START MATERIAL PROVIDED

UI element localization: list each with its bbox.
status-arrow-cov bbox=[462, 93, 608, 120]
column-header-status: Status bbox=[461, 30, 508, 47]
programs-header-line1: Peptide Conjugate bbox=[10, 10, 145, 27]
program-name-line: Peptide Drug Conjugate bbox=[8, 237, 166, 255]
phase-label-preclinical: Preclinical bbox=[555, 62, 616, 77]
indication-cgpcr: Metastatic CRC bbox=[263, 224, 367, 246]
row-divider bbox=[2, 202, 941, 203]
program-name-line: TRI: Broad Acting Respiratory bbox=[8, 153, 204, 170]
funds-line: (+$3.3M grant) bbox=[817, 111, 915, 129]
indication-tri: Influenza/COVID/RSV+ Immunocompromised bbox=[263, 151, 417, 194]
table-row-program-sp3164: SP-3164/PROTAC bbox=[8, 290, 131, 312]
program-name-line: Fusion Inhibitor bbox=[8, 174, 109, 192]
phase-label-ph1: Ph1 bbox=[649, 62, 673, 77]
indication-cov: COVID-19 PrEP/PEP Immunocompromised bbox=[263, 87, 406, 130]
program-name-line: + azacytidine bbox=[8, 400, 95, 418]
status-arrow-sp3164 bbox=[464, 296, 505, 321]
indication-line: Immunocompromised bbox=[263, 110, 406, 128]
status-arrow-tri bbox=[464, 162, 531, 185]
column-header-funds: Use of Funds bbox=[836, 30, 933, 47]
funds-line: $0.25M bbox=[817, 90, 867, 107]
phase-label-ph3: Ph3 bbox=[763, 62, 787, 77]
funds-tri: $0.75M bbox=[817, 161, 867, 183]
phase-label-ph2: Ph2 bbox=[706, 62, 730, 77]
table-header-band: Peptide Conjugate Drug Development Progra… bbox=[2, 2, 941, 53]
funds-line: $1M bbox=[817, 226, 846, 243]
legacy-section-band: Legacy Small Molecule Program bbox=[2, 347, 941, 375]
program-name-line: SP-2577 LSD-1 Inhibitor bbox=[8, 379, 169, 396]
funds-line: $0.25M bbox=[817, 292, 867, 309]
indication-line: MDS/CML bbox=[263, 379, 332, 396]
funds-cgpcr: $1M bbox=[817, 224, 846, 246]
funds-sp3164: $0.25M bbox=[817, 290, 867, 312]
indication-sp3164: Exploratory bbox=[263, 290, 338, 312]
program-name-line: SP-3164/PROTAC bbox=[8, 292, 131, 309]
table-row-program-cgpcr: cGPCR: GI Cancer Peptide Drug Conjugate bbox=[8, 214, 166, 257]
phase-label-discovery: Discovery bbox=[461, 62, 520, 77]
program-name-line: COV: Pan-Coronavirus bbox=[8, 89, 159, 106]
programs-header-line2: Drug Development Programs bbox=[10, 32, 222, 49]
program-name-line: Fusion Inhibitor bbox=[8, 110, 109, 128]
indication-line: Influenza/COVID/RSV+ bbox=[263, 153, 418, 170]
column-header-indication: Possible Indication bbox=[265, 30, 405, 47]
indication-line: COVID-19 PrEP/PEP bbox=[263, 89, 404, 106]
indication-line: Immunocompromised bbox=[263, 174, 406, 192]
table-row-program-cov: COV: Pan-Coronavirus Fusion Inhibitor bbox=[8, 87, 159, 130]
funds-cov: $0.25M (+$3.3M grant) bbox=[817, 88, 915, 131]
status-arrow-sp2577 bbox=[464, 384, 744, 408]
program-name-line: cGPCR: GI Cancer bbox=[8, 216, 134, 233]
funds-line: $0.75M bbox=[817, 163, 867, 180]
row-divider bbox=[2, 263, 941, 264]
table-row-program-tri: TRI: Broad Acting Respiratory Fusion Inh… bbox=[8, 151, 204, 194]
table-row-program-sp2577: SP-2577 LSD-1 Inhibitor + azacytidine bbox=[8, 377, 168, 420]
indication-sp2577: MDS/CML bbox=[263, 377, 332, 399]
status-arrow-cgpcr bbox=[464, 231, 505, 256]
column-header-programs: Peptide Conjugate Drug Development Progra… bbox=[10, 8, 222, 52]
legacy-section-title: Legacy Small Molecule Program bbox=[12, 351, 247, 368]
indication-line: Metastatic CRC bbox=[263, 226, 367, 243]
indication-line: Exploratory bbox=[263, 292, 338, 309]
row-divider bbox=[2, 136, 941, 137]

END MATERIAL PROVIDED

> _YOUR GOAL_
Lines containing the word "name" are to be pulled from the records and copied.

> _RESPONSE TO THE EXERCISE_
program-name-line: Peptide Drug Conjugate bbox=[8, 237, 166, 255]
program-name-line: TRI: Broad Acting Respiratory bbox=[8, 153, 204, 170]
program-name-line: Fusion Inhibitor bbox=[8, 174, 109, 192]
program-name-line: + azacytidine bbox=[8, 400, 95, 418]
program-name-line: SP-2577 LSD-1 Inhibitor bbox=[8, 379, 169, 396]
program-name-line: SP-3164/PROTAC bbox=[8, 292, 131, 309]
program-name-line: COV: Pan-Coronavirus bbox=[8, 89, 159, 106]
program-name-line: Fusion Inhibitor bbox=[8, 110, 109, 128]
program-name-line: cGPCR: GI Cancer bbox=[8, 216, 134, 233]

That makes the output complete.